- WHAT THE EXERCISE ASKS -
From the entries that follow, list every line in which the string "them" appears.
====== SOURCE MATERIAL
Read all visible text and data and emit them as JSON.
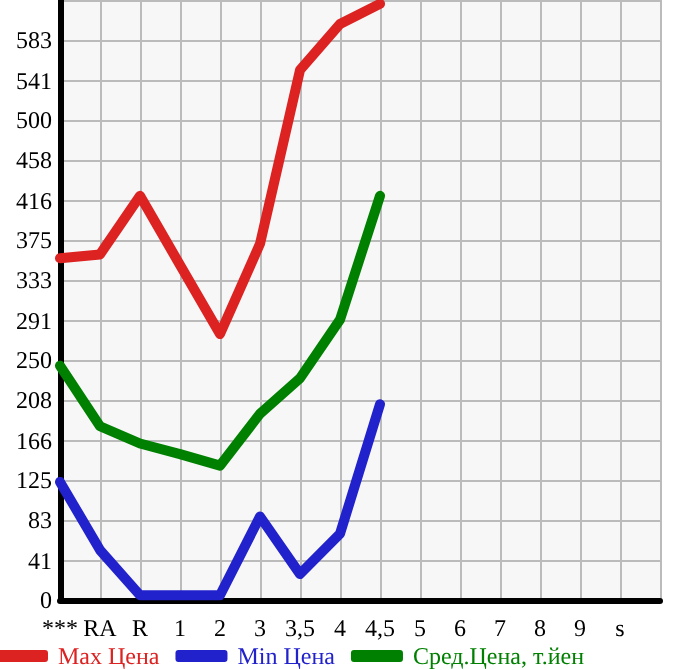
{
  "chart_data": {
    "type": "line",
    "categories": [
      "***",
      "RA",
      "R",
      "1",
      "2",
      "3",
      "3,5",
      "4",
      "4,5",
      "5",
      "6",
      "7",
      "8",
      "9",
      "s",
      null
    ],
    "series": [
      {
        "name": "Max Цена",
        "color": "#dd2222",
        "values": [
          356,
          360,
          421,
          349,
          277,
          371,
          552,
          600,
          621,
          null,
          null,
          null,
          null,
          null,
          null,
          null
        ]
      },
      {
        "name": "Min Цена",
        "color": "#2222cc",
        "values": [
          123,
          52,
          5,
          5,
          5,
          87,
          27,
          69,
          204,
          null,
          null,
          null,
          null,
          null,
          null,
          null
        ]
      },
      {
        "name": "Сред.Цена, т.йен",
        "color": "#008000",
        "values": [
          244,
          181,
          163,
          152,
          140,
          194,
          231,
          292,
          421,
          null,
          null,
          null,
          null,
          null,
          null,
          null
        ]
      }
    ],
    "ylim": [
      0,
      625
    ],
    "yticks": [
      0,
      41,
      83,
      125,
      166,
      208,
      250,
      291,
      333,
      375,
      416,
      458,
      500,
      541,
      583,
      {
        "value": 625,
        "label": null
      }
    ],
    "grid": true,
    "legend": "bottom",
    "marker": "none",
    "line_style": "solid"
  }
}
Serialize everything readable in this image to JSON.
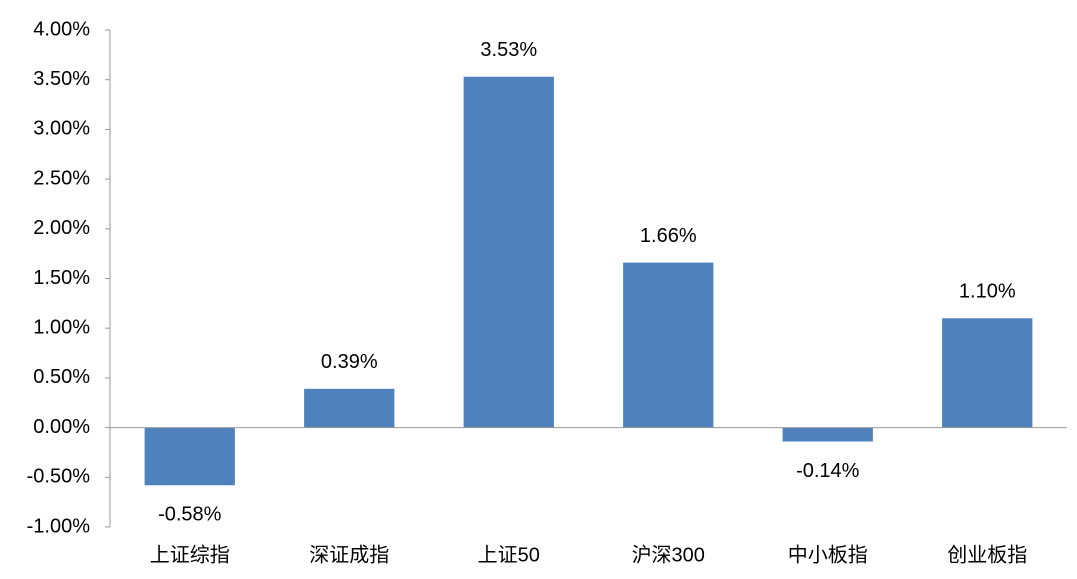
{
  "chart_data": {
    "type": "bar",
    "categories": [
      "上证综指",
      "深证成指",
      "上证50",
      "沪深300",
      "中小板指",
      "创业板指"
    ],
    "values": [
      -0.58,
      0.39,
      3.53,
      1.66,
      -0.14,
      1.1
    ],
    "value_labels": [
      "-0.58%",
      "0.39%",
      "3.53%",
      "1.66%",
      "-0.14%",
      "1.10%"
    ],
    "color": "#4f81bd",
    "ylim": [
      -1,
      4
    ],
    "yticks": [
      {
        "value": -1,
        "label": "-1.00%"
      },
      {
        "value": -0.5,
        "label": "-0.50%"
      },
      {
        "value": 0,
        "label": "0.00%"
      },
      {
        "value": 0.5,
        "label": "0.50%"
      },
      {
        "value": 1,
        "label": "1.00%"
      },
      {
        "value": 1.5,
        "label": "1.50%"
      },
      {
        "value": 2,
        "label": "2.00%"
      },
      {
        "value": 2.5,
        "label": "2.50%"
      },
      {
        "value": 3,
        "label": "3.00%"
      },
      {
        "value": 3.5,
        "label": "3.50%"
      },
      {
        "value": 4,
        "label": "4.00%"
      }
    ],
    "grid": false
  }
}
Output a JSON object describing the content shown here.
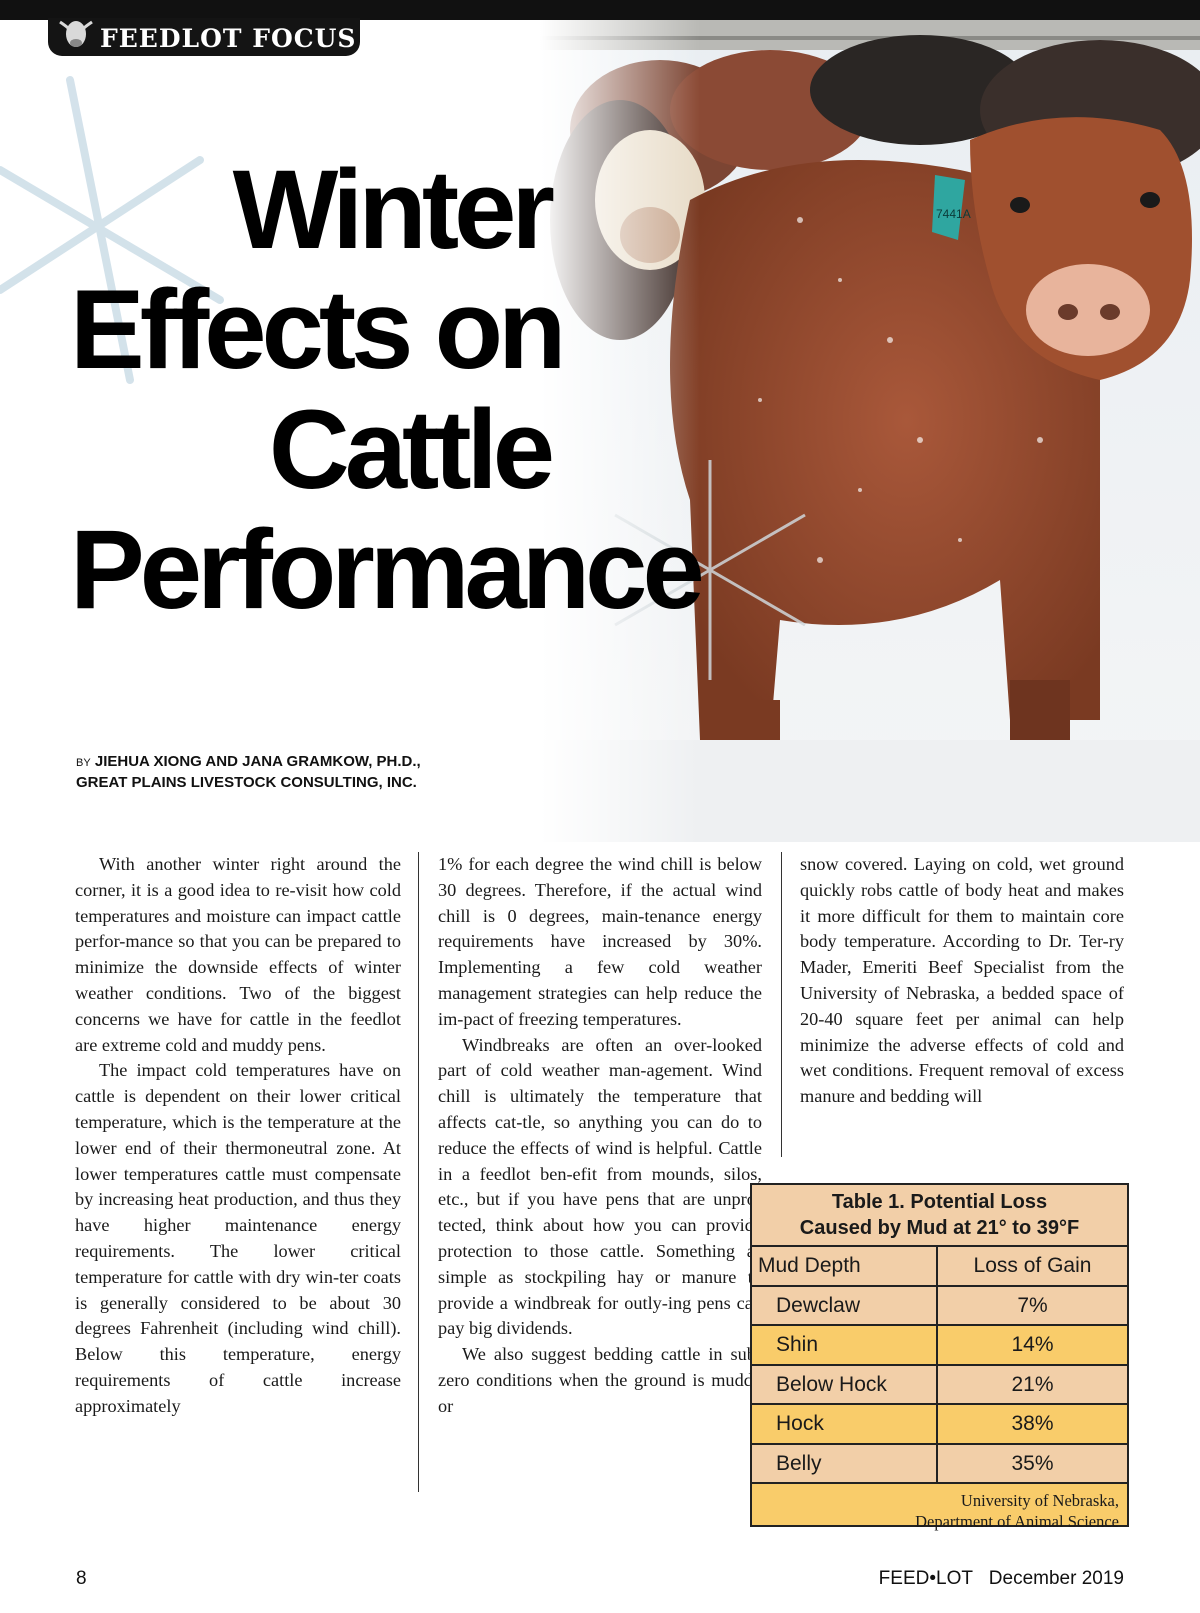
{
  "header": {
    "section_label": "FEEDLOT FOCUS"
  },
  "article": {
    "title_lines": [
      "Winter",
      "Effects on",
      "Cattle",
      "Performance"
    ],
    "byline_prefix": "BY",
    "byline_authors": "JIEHUA XIONG AND JANA GRAMKOW, PH.D.,",
    "byline_org": "GREAT PLAINS LIVESTOCK CONSULTING, INC.",
    "col1_p1": "With another winter right around the corner, it is a good idea to re-visit how cold temperatures and moisture can impact cattle perfor-mance so that you can be prepared to minimize the downside effects of winter weather conditions. Two of the biggest concerns we have for cattle in the feedlot are extreme cold and muddy pens.",
    "col1_p2": "The impact cold temperatures have on cattle is dependent on their lower critical temperature, which is the temperature at the lower end of their thermoneutral zone. At lower temperatures cattle must compensate by increasing heat production, and thus they have higher maintenance energy requirements. The lower critical temperature for cattle with dry win-ter coats is generally considered to be about 30 degrees Fahrenheit (including wind chill). Below this temperature, energy requirements of cattle increase approximately",
    "col2_p1": "1% for each degree the wind chill is below 30 degrees. Therefore, if the actual wind chill is 0 degrees, main-tenance energy requirements have increased by 30%. Implementing a few cold weather management strategies can help reduce the im-pact of freezing temperatures.",
    "col2_p2": "Windbreaks are often an over-looked part of cold weather man-agement. Wind chill is ultimately the temperature that affects cat-tle, so anything you can do to reduce the effects of wind is helpful. Cattle in a feedlot ben-efit from mounds, silos, etc., but if you have pens that are unpro-tected, think about how you can provide protection to those cattle. Something as simple as stockpiling hay or manure to provide a windbreak for outly-ing pens can pay big dividends.",
    "col2_p3": "We also suggest bedding cattle in sub-zero conditions when the ground is muddy or",
    "col3_p1": "snow covered. Laying on cold, wet ground quickly robs cattle of body heat and makes it more difficult for them to maintain core body temperature. According to Dr. Ter-ry Mader, Emeriti Beef Specialist from the University of Nebraska, a bedded space of 20-40 square feet per animal can help minimize the adverse effects of cold and wet conditions. Frequent removal of excess manure and bedding will"
  },
  "table": {
    "title_line1": "Table 1. Potential Loss",
    "title_line2": "Caused by Mud at 21° to 39°F",
    "col_header_1": "Mud Depth",
    "col_header_2": "Loss of Gain",
    "rows": [
      {
        "depth": "Dewclaw",
        "loss": "7%"
      },
      {
        "depth": "Shin",
        "loss": "14%"
      },
      {
        "depth": "Below Hock",
        "loss": "21%"
      },
      {
        "depth": "Hock",
        "loss": "38%"
      },
      {
        "depth": "Belly",
        "loss": "35%"
      }
    ],
    "source_line1": "University of Nebraska,",
    "source_line2": "Department of Animal Science"
  },
  "photo": {
    "ear_tag": "7441A"
  },
  "footer": {
    "page_number": "8",
    "publication": "FEED•LOT",
    "issue": "December 2019"
  },
  "colors": {
    "table_peach": "#f2cfa8",
    "table_gold": "#f9cc6a",
    "cattle_red": "#9a4a2a"
  }
}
============
- RESULT OF THE TASK -
Read all visible text and data and emit them as JSON.
    "col3_p1": "snow covered. Laying on cold, wet ground quickly robs cattle of body heat and makes it more difficult for them to maintain core body temperature. According to Dr. Ter-ry Mader, Emeriti Beef Specialist from the University of Nebraska, a bedded space of 20-40 square feet per animal can help minimize the adverse effects of cold and wet conditions. Frequent removal of excess manure and bedding will"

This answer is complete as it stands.